## Goal of the exercise
Compile every line that includes the word "Vara".

## Items from a data source
********************
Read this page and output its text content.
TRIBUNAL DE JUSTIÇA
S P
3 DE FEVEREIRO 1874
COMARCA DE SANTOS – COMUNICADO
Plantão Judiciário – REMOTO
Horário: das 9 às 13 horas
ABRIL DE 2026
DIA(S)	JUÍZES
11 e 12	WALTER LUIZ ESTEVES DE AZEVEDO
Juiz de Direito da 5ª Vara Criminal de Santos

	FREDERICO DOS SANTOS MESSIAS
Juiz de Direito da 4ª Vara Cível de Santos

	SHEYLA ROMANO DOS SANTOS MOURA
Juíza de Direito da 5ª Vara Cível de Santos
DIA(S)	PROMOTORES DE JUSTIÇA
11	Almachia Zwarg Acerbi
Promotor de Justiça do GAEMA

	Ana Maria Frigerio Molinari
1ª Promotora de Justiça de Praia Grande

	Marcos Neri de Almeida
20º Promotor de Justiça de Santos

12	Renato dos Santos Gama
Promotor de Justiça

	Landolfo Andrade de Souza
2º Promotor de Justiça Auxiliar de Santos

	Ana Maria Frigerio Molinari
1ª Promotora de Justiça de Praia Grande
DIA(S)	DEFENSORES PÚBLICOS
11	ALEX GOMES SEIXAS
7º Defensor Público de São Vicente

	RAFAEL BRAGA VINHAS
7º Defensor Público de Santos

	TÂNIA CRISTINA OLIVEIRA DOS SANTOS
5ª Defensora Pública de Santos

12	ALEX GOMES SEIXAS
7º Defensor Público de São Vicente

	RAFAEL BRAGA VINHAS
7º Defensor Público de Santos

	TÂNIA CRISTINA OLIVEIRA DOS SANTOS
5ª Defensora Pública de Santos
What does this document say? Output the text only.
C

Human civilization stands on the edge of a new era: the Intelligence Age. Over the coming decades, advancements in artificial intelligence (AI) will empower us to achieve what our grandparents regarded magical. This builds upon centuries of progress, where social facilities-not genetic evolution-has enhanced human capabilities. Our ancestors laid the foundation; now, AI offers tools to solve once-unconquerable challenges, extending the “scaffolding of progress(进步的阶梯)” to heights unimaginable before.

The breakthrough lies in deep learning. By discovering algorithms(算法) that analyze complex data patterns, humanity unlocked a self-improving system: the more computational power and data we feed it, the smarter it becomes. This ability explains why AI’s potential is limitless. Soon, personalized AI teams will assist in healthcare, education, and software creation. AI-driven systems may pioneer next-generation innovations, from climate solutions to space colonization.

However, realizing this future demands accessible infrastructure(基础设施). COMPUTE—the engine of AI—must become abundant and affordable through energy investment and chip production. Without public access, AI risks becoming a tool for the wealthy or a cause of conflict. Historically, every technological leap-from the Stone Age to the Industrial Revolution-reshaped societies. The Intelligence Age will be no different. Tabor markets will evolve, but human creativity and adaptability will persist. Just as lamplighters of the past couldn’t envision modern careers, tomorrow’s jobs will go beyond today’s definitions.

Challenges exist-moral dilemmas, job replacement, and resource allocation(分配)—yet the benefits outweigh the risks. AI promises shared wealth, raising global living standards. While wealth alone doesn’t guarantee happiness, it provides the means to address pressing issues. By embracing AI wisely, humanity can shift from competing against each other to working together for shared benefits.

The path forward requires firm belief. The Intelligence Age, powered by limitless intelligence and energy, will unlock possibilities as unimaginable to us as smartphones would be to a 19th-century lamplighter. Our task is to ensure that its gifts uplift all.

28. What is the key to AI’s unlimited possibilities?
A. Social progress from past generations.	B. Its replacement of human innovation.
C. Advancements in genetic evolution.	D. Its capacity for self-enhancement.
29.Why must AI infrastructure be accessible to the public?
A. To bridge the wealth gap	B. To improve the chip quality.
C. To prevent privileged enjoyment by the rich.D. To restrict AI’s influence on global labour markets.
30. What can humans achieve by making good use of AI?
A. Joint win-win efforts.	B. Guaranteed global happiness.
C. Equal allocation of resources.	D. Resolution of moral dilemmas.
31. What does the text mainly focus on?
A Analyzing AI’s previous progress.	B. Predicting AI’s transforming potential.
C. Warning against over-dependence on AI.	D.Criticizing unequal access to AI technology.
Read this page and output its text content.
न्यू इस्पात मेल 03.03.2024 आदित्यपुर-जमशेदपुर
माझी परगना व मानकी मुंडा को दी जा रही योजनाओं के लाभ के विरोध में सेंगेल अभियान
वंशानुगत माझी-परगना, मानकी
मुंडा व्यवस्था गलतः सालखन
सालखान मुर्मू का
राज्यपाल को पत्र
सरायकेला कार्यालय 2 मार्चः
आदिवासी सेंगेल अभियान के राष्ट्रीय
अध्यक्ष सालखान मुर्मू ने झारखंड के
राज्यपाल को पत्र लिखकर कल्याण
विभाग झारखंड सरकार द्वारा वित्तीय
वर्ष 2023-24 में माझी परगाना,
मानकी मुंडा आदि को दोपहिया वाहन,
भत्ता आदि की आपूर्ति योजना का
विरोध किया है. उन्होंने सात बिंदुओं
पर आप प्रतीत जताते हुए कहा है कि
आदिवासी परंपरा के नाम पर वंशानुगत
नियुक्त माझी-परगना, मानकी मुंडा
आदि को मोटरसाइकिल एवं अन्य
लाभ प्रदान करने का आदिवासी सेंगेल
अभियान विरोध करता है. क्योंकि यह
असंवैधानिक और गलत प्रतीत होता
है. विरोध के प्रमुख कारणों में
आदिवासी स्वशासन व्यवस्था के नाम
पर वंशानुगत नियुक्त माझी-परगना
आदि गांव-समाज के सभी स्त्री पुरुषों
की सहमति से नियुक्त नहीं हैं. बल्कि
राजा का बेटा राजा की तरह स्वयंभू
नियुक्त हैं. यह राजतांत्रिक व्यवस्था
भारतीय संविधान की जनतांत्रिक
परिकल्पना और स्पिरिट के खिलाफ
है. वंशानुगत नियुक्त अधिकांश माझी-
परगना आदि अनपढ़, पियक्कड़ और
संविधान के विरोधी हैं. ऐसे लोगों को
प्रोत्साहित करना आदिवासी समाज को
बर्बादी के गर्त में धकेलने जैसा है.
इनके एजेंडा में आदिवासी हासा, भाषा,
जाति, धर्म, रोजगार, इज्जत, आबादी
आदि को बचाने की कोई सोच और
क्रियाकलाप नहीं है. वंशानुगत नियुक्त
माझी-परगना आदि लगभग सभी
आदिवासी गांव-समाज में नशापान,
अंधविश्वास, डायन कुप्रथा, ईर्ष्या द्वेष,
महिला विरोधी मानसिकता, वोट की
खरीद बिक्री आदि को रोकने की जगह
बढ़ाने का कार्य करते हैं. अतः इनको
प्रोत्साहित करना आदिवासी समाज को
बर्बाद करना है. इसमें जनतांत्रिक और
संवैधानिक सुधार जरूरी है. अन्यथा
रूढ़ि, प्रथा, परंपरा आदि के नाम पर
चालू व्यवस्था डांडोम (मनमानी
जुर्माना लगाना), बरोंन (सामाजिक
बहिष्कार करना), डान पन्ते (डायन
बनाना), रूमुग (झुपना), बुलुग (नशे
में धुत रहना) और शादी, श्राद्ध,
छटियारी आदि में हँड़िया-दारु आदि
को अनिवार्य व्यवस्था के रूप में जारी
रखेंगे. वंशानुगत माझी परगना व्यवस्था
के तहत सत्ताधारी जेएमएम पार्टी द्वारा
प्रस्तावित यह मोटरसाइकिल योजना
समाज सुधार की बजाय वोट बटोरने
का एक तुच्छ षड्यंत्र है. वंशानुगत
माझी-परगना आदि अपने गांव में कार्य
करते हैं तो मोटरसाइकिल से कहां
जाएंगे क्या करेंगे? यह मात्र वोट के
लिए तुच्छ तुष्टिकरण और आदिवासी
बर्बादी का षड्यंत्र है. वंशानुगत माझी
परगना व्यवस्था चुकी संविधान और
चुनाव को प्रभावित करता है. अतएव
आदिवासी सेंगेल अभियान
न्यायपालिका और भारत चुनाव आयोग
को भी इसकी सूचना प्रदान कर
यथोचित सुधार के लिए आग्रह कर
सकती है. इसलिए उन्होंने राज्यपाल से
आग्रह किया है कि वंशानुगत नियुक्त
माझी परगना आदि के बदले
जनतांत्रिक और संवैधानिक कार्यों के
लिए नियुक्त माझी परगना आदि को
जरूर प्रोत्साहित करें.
********************
## Response below
Juiz de Direito da 5ª Vara Criminal de Santos
Juiz de Direito da 4ª Vara Cível de Santos
Juíza de Direito da 5ª Vara Cível de Santos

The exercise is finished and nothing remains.